-- Start --
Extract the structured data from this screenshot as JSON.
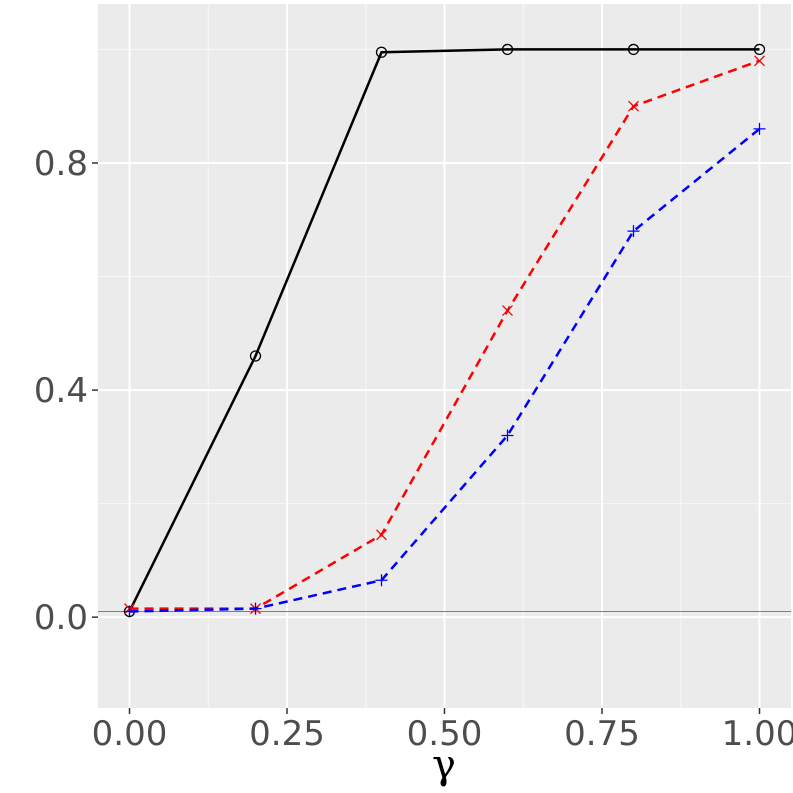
{
  "chart_data": {
    "type": "line",
    "title": "",
    "xlabel": "γ",
    "ylabel": "",
    "x": [
      0.0,
      0.2,
      0.4,
      0.6,
      0.8,
      1.0
    ],
    "xlim": [
      -0.05,
      1.05
    ],
    "ylim": [
      -0.16,
      1.08
    ],
    "x_ticks": [
      0.0,
      0.25,
      0.5,
      0.75,
      1.0
    ],
    "x_tick_labels": [
      "0.00",
      "0.25",
      "0.50",
      "0.75",
      "1.00"
    ],
    "y_ticks": [
      0.0,
      0.4,
      0.8
    ],
    "y_tick_labels": [
      "0.0",
      "0.4",
      "0.8"
    ],
    "grid": true,
    "legend": "none",
    "reference_line": {
      "y": 0.01,
      "color": "#cd5c5c"
    },
    "series": [
      {
        "values": [
          0.01,
          0.46,
          0.995,
          1.0,
          1.0,
          1.0
        ],
        "color": "#000000",
        "line": "solid",
        "marker": "circle"
      },
      {
        "values": [
          0.015,
          0.015,
          0.145,
          0.54,
          0.9,
          0.98
        ],
        "color": "#ff0000",
        "line": "dashed",
        "marker": "x"
      },
      {
        "values": [
          0.01,
          0.015,
          0.065,
          0.32,
          0.68,
          0.86
        ],
        "color": "#0000ff",
        "line": "dashed",
        "marker": "plus"
      }
    ]
  }
}
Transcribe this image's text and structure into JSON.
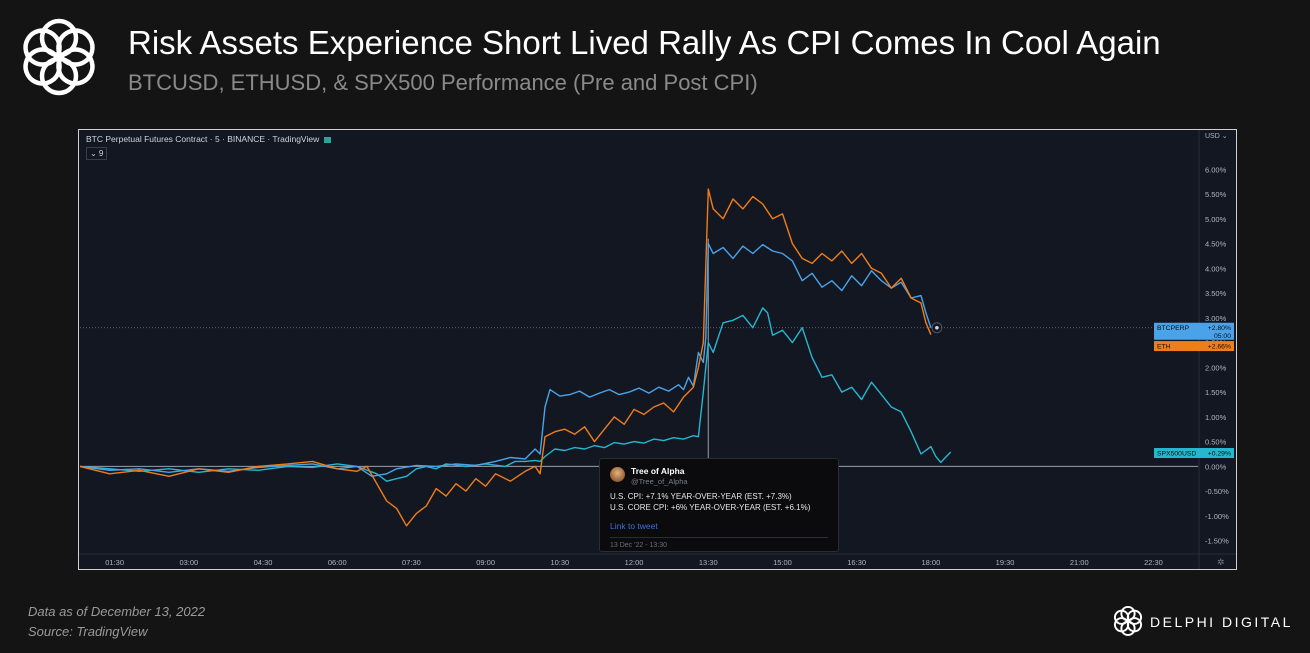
{
  "header": {
    "title": "Risk Assets Experience Short Lived Rally As CPI Comes In Cool Again",
    "subtitle": "BTCUSD, ETHUSD, & SPX500 Performance (Pre and Post CPI)"
  },
  "chart_header": {
    "symbol_label": "BTC Perpetual Futures Contract · 5 · BINANCE · TradingView",
    "indicator_count": "⌄ 9",
    "currency_label": "USD ⌄"
  },
  "tweet": {
    "name": "Tree of Alpha",
    "handle": "@Tree_of_Alpha",
    "line1": "U.S. CPI: +7.1% YEAR-OVER-YEAR (EST. +7.3%)",
    "line2": "U.S. CORE CPI: +6% YEAR-OVER-YEAR (EST. +6.1%)",
    "link": "Link to tweet",
    "date": "13 Dec '22 - 13:30"
  },
  "footer": {
    "data_note": "Data as of December 13, 2022",
    "source": "Source: TradingView"
  },
  "brand": {
    "name": "DELPHI DIGITAL"
  },
  "colors": {
    "background": "#141414",
    "chart_bg": "#131722",
    "btc": "#4aa3e8",
    "eth": "#f07d1a",
    "spx": "#26b6cf",
    "axis_text": "#b2b5be",
    "ai_text": "#787b86"
  },
  "chart_data": {
    "type": "line",
    "title": "BTC Perpetual Futures Contract · 5 · BINANCE · TradingView",
    "ylabel": "USD",
    "ylim": [
      -1.75,
      6.35
    ],
    "y_ticks": [
      "6.00%",
      "5.50%",
      "5.00%",
      "4.50%",
      "4.00%",
      "3.50%",
      "3.00%",
      "2.50%",
      "2.00%",
      "1.50%",
      "1.00%",
      "0.50%",
      "0.00%",
      "-0.50%",
      "-1.00%",
      "-1.50%"
    ],
    "y_tick_values": [
      6.0,
      5.5,
      5.0,
      4.5,
      4.0,
      3.5,
      3.0,
      2.5,
      2.0,
      1.5,
      1.0,
      0.5,
      0.0,
      -0.5,
      -1.0,
      -1.5
    ],
    "x_hours_range": [
      0.8,
      23.4
    ],
    "x_ticks": [
      "01:30",
      "03:00",
      "04:30",
      "06:00",
      "07:30",
      "09:00",
      "10:30",
      "12:00",
      "13:30",
      "15:00",
      "16:30",
      "18:00",
      "19:30",
      "21:00",
      "22:30"
    ],
    "x_tick_hours": [
      1.5,
      3.0,
      4.5,
      6.0,
      7.5,
      9.0,
      10.5,
      12.0,
      13.5,
      15.0,
      16.5,
      18.0,
      19.5,
      21.0,
      22.5
    ],
    "event_line_hour": 13.5,
    "crosshair_value": 2.8,
    "series": [
      {
        "name": "BTCPERP",
        "badge_value": "+2.80%",
        "badge_extra": "05:00",
        "color": "#4aa3e8",
        "points": [
          [
            0.8,
            0.0
          ],
          [
            1.4,
            -0.08
          ],
          [
            2.0,
            -0.05
          ],
          [
            2.6,
            -0.12
          ],
          [
            3.2,
            -0.05
          ],
          [
            3.8,
            -0.1
          ],
          [
            4.4,
            -0.02
          ],
          [
            5.0,
            0.02
          ],
          [
            5.5,
            0.05
          ],
          [
            6.0,
            -0.05
          ],
          [
            6.4,
            0.0
          ],
          [
            6.7,
            -0.2
          ],
          [
            7.0,
            -0.15
          ],
          [
            7.2,
            -0.05
          ],
          [
            7.6,
            0.02
          ],
          [
            8.0,
            0.0
          ],
          [
            8.4,
            0.05
          ],
          [
            8.8,
            0.02
          ],
          [
            9.2,
            0.1
          ],
          [
            9.5,
            0.18
          ],
          [
            9.8,
            0.15
          ],
          [
            10.0,
            0.35
          ],
          [
            10.1,
            0.25
          ],
          [
            10.2,
            1.2
          ],
          [
            10.3,
            1.55
          ],
          [
            10.5,
            1.42
          ],
          [
            10.7,
            1.45
          ],
          [
            10.9,
            1.52
          ],
          [
            11.1,
            1.4
          ],
          [
            11.3,
            1.48
          ],
          [
            11.5,
            1.55
          ],
          [
            11.7,
            1.45
          ],
          [
            11.9,
            1.5
          ],
          [
            12.1,
            1.58
          ],
          [
            12.3,
            1.48
          ],
          [
            12.5,
            1.6
          ],
          [
            12.7,
            1.52
          ],
          [
            12.9,
            1.65
          ],
          [
            13.0,
            1.55
          ],
          [
            13.1,
            1.8
          ],
          [
            13.2,
            1.62
          ],
          [
            13.3,
            2.3
          ],
          [
            13.4,
            2.1
          ],
          [
            13.45,
            2.6
          ],
          [
            13.5,
            4.5
          ],
          [
            13.6,
            4.3
          ],
          [
            13.8,
            4.42
          ],
          [
            14.0,
            4.2
          ],
          [
            14.2,
            4.45
          ],
          [
            14.4,
            4.3
          ],
          [
            14.6,
            4.48
          ],
          [
            14.8,
            4.35
          ],
          [
            15.0,
            4.3
          ],
          [
            15.2,
            4.15
          ],
          [
            15.4,
            3.75
          ],
          [
            15.6,
            3.9
          ],
          [
            15.8,
            3.62
          ],
          [
            16.0,
            3.75
          ],
          [
            16.2,
            3.55
          ],
          [
            16.4,
            3.85
          ],
          [
            16.6,
            3.65
          ],
          [
            16.8,
            3.95
          ],
          [
            17.0,
            3.75
          ],
          [
            17.2,
            3.6
          ],
          [
            17.4,
            3.72
          ],
          [
            17.6,
            3.4
          ],
          [
            17.8,
            3.45
          ],
          [
            17.9,
            3.1
          ],
          [
            18.0,
            2.8
          ]
        ]
      },
      {
        "name": "ETH",
        "badge_value": "+2.66%",
        "color": "#f07d1a",
        "points": [
          [
            0.8,
            0.0
          ],
          [
            1.4,
            -0.15
          ],
          [
            2.0,
            -0.08
          ],
          [
            2.6,
            -0.2
          ],
          [
            3.2,
            -0.05
          ],
          [
            3.8,
            -0.12
          ],
          [
            4.4,
            0.0
          ],
          [
            5.0,
            0.05
          ],
          [
            5.5,
            0.1
          ],
          [
            6.0,
            -0.05
          ],
          [
            6.4,
            -0.1
          ],
          [
            6.6,
            0.0
          ],
          [
            6.8,
            -0.35
          ],
          [
            7.0,
            -0.7
          ],
          [
            7.2,
            -0.85
          ],
          [
            7.4,
            -1.2
          ],
          [
            7.6,
            -0.95
          ],
          [
            7.8,
            -0.8
          ],
          [
            8.0,
            -0.45
          ],
          [
            8.2,
            -0.6
          ],
          [
            8.4,
            -0.35
          ],
          [
            8.6,
            -0.5
          ],
          [
            8.8,
            -0.25
          ],
          [
            9.0,
            -0.4
          ],
          [
            9.2,
            -0.15
          ],
          [
            9.5,
            -0.3
          ],
          [
            9.8,
            -0.1
          ],
          [
            10.0,
            0.0
          ],
          [
            10.1,
            -0.15
          ],
          [
            10.2,
            0.6
          ],
          [
            10.4,
            0.7
          ],
          [
            10.6,
            0.75
          ],
          [
            10.8,
            0.65
          ],
          [
            11.0,
            0.8
          ],
          [
            11.2,
            0.5
          ],
          [
            11.4,
            0.75
          ],
          [
            11.6,
            1.0
          ],
          [
            11.8,
            0.85
          ],
          [
            12.0,
            1.15
          ],
          [
            12.2,
            1.05
          ],
          [
            12.4,
            1.2
          ],
          [
            12.6,
            1.28
          ],
          [
            12.8,
            1.1
          ],
          [
            13.0,
            1.4
          ],
          [
            13.2,
            1.6
          ],
          [
            13.3,
            2.0
          ],
          [
            13.4,
            2.5
          ],
          [
            13.5,
            5.6
          ],
          [
            13.6,
            5.2
          ],
          [
            13.8,
            5.0
          ],
          [
            14.0,
            5.4
          ],
          [
            14.2,
            5.2
          ],
          [
            14.4,
            5.45
          ],
          [
            14.6,
            5.3
          ],
          [
            14.8,
            5.0
          ],
          [
            15.0,
            5.1
          ],
          [
            15.2,
            4.5
          ],
          [
            15.4,
            4.2
          ],
          [
            15.6,
            4.1
          ],
          [
            15.8,
            4.3
          ],
          [
            16.0,
            4.15
          ],
          [
            16.2,
            4.35
          ],
          [
            16.4,
            4.1
          ],
          [
            16.6,
            4.3
          ],
          [
            16.8,
            4.0
          ],
          [
            17.0,
            3.9
          ],
          [
            17.2,
            3.6
          ],
          [
            17.4,
            3.8
          ],
          [
            17.6,
            3.4
          ],
          [
            17.8,
            3.3
          ],
          [
            17.9,
            2.9
          ],
          [
            18.0,
            2.66
          ]
        ]
      },
      {
        "name": "SPX500USD",
        "badge_value": "+0.29%",
        "color": "#26b6cf",
        "points": [
          [
            0.8,
            0.0
          ],
          [
            1.4,
            -0.05
          ],
          [
            2.0,
            -0.1
          ],
          [
            2.6,
            -0.05
          ],
          [
            3.2,
            -0.12
          ],
          [
            3.8,
            -0.05
          ],
          [
            4.4,
            -0.08
          ],
          [
            5.0,
            0.0
          ],
          [
            5.5,
            -0.02
          ],
          [
            6.0,
            0.05
          ],
          [
            6.4,
            0.0
          ],
          [
            6.8,
            -0.15
          ],
          [
            7.0,
            -0.3
          ],
          [
            7.2,
            -0.25
          ],
          [
            7.4,
            -0.2
          ],
          [
            7.6,
            -0.05
          ],
          [
            7.8,
            0.0
          ],
          [
            8.0,
            -0.05
          ],
          [
            8.2,
            0.05
          ],
          [
            8.6,
            0.0
          ],
          [
            9.0,
            0.05
          ],
          [
            9.4,
            0.0
          ],
          [
            9.6,
            0.1
          ],
          [
            9.8,
            0.1
          ],
          [
            10.0,
            0.12
          ],
          [
            10.1,
            0.1
          ],
          [
            10.2,
            0.2
          ],
          [
            10.4,
            0.35
          ],
          [
            10.6,
            0.32
          ],
          [
            10.8,
            0.38
          ],
          [
            11.0,
            0.35
          ],
          [
            11.2,
            0.42
          ],
          [
            11.4,
            0.38
          ],
          [
            11.6,
            0.48
          ],
          [
            11.8,
            0.45
          ],
          [
            12.0,
            0.5
          ],
          [
            12.2,
            0.47
          ],
          [
            12.4,
            0.55
          ],
          [
            12.6,
            0.52
          ],
          [
            12.8,
            0.58
          ],
          [
            13.0,
            0.55
          ],
          [
            13.2,
            0.62
          ],
          [
            13.3,
            0.6
          ],
          [
            13.4,
            1.5
          ],
          [
            13.5,
            2.5
          ],
          [
            13.6,
            2.3
          ],
          [
            13.8,
            2.9
          ],
          [
            14.0,
            2.95
          ],
          [
            14.2,
            3.05
          ],
          [
            14.4,
            2.8
          ],
          [
            14.6,
            3.2
          ],
          [
            14.7,
            3.1
          ],
          [
            14.8,
            2.65
          ],
          [
            15.0,
            2.75
          ],
          [
            15.2,
            2.5
          ],
          [
            15.4,
            2.8
          ],
          [
            15.6,
            2.2
          ],
          [
            15.8,
            1.8
          ],
          [
            16.0,
            1.85
          ],
          [
            16.2,
            1.5
          ],
          [
            16.4,
            1.6
          ],
          [
            16.6,
            1.35
          ],
          [
            16.8,
            1.7
          ],
          [
            17.0,
            1.45
          ],
          [
            17.2,
            1.2
          ],
          [
            17.4,
            1.1
          ],
          [
            17.6,
            0.7
          ],
          [
            17.8,
            0.25
          ],
          [
            18.0,
            0.4
          ],
          [
            18.1,
            0.2
          ],
          [
            18.2,
            0.08
          ],
          [
            18.4,
            0.29
          ]
        ]
      }
    ]
  }
}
-- End --
== Exercise ==
From the entries above, copy every line where the word "this" shows up.

== Exercise result ==
Extract the structured data from this screenshot as JSON.
Transcribe this image's text and structure into JSON.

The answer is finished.